**RECORDS SUPPLIED:**
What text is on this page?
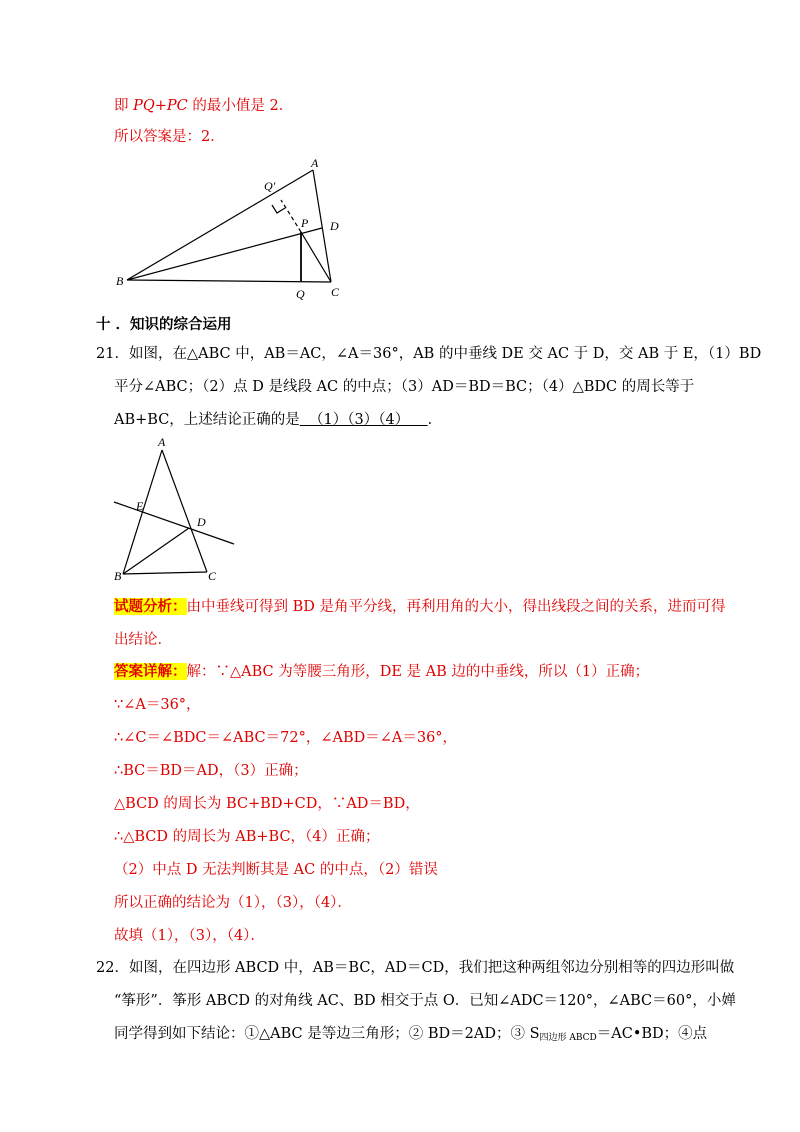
即 PQ+PC 的最小值是 2．
所以答案是：2．
A
Q′
P D
B
Q C
十 ．知识的综合运用
21．如图，在△ABC 中，AB＝AC，∠A＝36°，AB 的中垂线 DE 交 AC 于 D，交 AB 于 E，（1）BD
平分∠ABC；（2）点 D 是线段 AC 的中点；（3）AD＝BD＝BC；（4）△BDC 的周长等于
AB+BC，上述结论正确的是  （1）（3）（4）    ．
A
E
D
B	C
试题分析：由中垂线可得到 BD 是角平分线，再利用角的大小，得出线段之间的关系，进而可得
出结论．
答案详解：解：∵△ABC 为等腰三角形，DE 是 AB 边的中垂线，所以（1）正确；
∵∠A＝36°，
∴∠C＝∠BDC＝∠ABC＝72°，∠ABD＝∠A＝36°，
∴BC＝BD＝AD，（3）正确；
△BCD 的周长为 BC+BD+CD，∵AD＝BD，
∴△BCD 的周长为 AB+BC，（4）正确；
（2）中点 D 无法判断其是 AC 的中点，（2）错误
所以正确的结论为（1），（3），（4）．
故填（1），（3），（4）．
22．如图，在四边形 ABCD 中，AB＝BC，AD＝CD，我们把这种两组邻边分别相等的四边形叫做
“筝形”．筝形 ABCD 的对角线 AC、BD 相交于点 O．已知∠ADC＝120°，∠ABC＝60°，小婵
同学得到如下结论：①△ABC 是等边三角形；② BD＝2AD；③ $S_{四边形 ABCD}=AC•BD$；④点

**AIM:** From the material above, reproduce everything verbatim except the pictures.

**COMPLETE ANSWER:**
What text is on this page?
即 PQ+PC 的最小值是 2．
所以答案是：2．
A
Q′
P D
B
Q C
十 ．知识的综合运用
21．如图，在△ABC 中，AB＝AC，∠A＝36°，AB 的中垂线 DE 交 AC 于 D，交 AB 于 E，（1）BD
平分∠ABC；（2）点 D 是线段 AC 的中点；（3）AD＝BD＝BC；（4）△BDC 的周长等于
AB+BC，上述结论正确的是  （1）（3）（4）    ．
A
E
D
B	C
试题分析：由中垂线可得到 BD 是角平分线，再利用角的大小，得出线段之间的关系，进而可得
出结论．
答案详解：解：∵△ABC 为等腰三角形，DE 是 AB 边的中垂线，所以（1）正确；
∵∠A＝36°，
∴∠C＝∠BDC＝∠ABC＝72°，∠ABD＝∠A＝36°，
∴BC＝BD＝AD，（3）正确；
△BCD 的周长为 BC+BD+CD，∵AD＝BD，
∴△BCD 的周长为 AB+BC，（4）正确；
（2）中点 D 无法判断其是 AC 的中点，（2）错误
所以正确的结论为（1），（3），（4）．
故填（1），（3），（4）．
22．如图，在四边形 ABCD 中，AB＝BC，AD＝CD，我们把这种两组邻边分别相等的四边形叫做
“筝形”．筝形 ABCD 的对角线 AC、BD 相交于点 O．已知∠ADC＝120°，∠ABC＝60°，小婵
同学得到如下结论：①△ABC 是等边三角形；② BD＝2AD；③ $S_{四边形 ABCD}=AC•BD$；④点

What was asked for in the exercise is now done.